== SUPPLIED ENTRIES ==

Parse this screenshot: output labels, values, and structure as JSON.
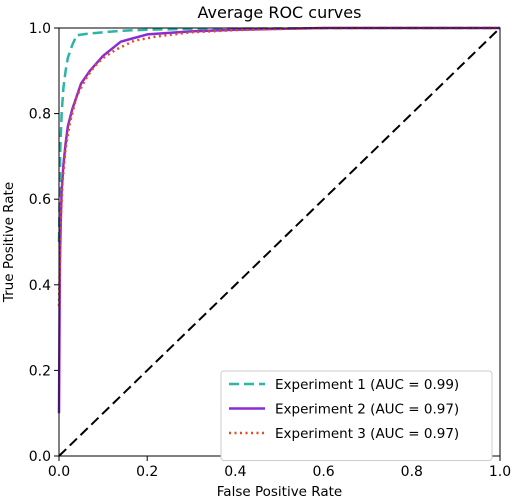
{
  "chart_data": {
    "type": "line",
    "title": "Average ROC curves",
    "xlabel": "False Positive Rate",
    "ylabel": "True Positive Rate",
    "xlim": [
      0,
      1
    ],
    "ylim": [
      0,
      1
    ],
    "x_ticks": [
      0.0,
      0.2,
      0.4,
      0.6,
      0.8,
      1.0
    ],
    "y_ticks": [
      0.0,
      0.2,
      0.4,
      0.6,
      0.8,
      1.0
    ],
    "x_tick_labels": [
      "0.0",
      "0.2",
      "0.4",
      "0.6",
      "0.8",
      "1.0"
    ],
    "y_tick_labels": [
      "0.0",
      "0.2",
      "0.4",
      "0.6",
      "0.8",
      "1.0"
    ],
    "grid": false,
    "legend_position": "lower-right",
    "series": [
      {
        "name": "Experiment 1 (AUC = 0.99)",
        "color": "#2ab5a8",
        "style": "dashed",
        "x": [
          0.0,
          0.003,
          0.006,
          0.01,
          0.015,
          0.02,
          0.03,
          0.04,
          0.06,
          0.1,
          0.15,
          0.2,
          0.3,
          0.5,
          0.7,
          1.0
        ],
        "y": [
          0.5,
          0.72,
          0.8,
          0.86,
          0.9,
          0.93,
          0.96,
          0.983,
          0.986,
          0.99,
          0.994,
          0.996,
          0.998,
          0.999,
          1.0,
          1.0
        ]
      },
      {
        "name": "Experiment 2 (AUC = 0.97)",
        "color": "#8a2bd6",
        "style": "solid",
        "x": [
          0.0,
          0.002,
          0.004,
          0.006,
          0.01,
          0.015,
          0.02,
          0.03,
          0.04,
          0.05,
          0.07,
          0.1,
          0.14,
          0.2,
          0.3,
          0.4,
          0.5,
          0.6,
          0.8,
          1.0
        ],
        "y": [
          0.1,
          0.45,
          0.55,
          0.62,
          0.68,
          0.73,
          0.77,
          0.81,
          0.84,
          0.87,
          0.9,
          0.935,
          0.968,
          0.985,
          0.992,
          0.996,
          0.998,
          1.0,
          1.0,
          1.0
        ]
      },
      {
        "name": "Experiment 3 (AUC = 0.97)",
        "color": "#e8491d",
        "style": "dotted",
        "x": [
          0.0,
          0.004,
          0.008,
          0.015,
          0.025,
          0.04,
          0.06,
          0.08,
          0.1,
          0.13,
          0.17,
          0.22,
          0.3,
          0.4,
          0.5,
          0.6,
          0.8,
          1.0
        ],
        "y": [
          0.35,
          0.55,
          0.64,
          0.72,
          0.78,
          0.84,
          0.88,
          0.91,
          0.93,
          0.95,
          0.97,
          0.98,
          0.99,
          0.995,
          0.998,
          1.0,
          1.0,
          1.0
        ]
      },
      {
        "name": "",
        "color": "#000000",
        "style": "dashed",
        "x": [
          0,
          1
        ],
        "y": [
          0,
          1
        ]
      }
    ]
  }
}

===

YOUR INSTRUCTIONS
Scan the listing above for the word "Experiment" and copy every line that holds it.

THE RESPONSE
        "name": "Experiment 1 (AUC = 0.99)",
        "name": "Experiment 2 (AUC = 0.97)",
        "name": "Experiment 3 (AUC = 0.97)",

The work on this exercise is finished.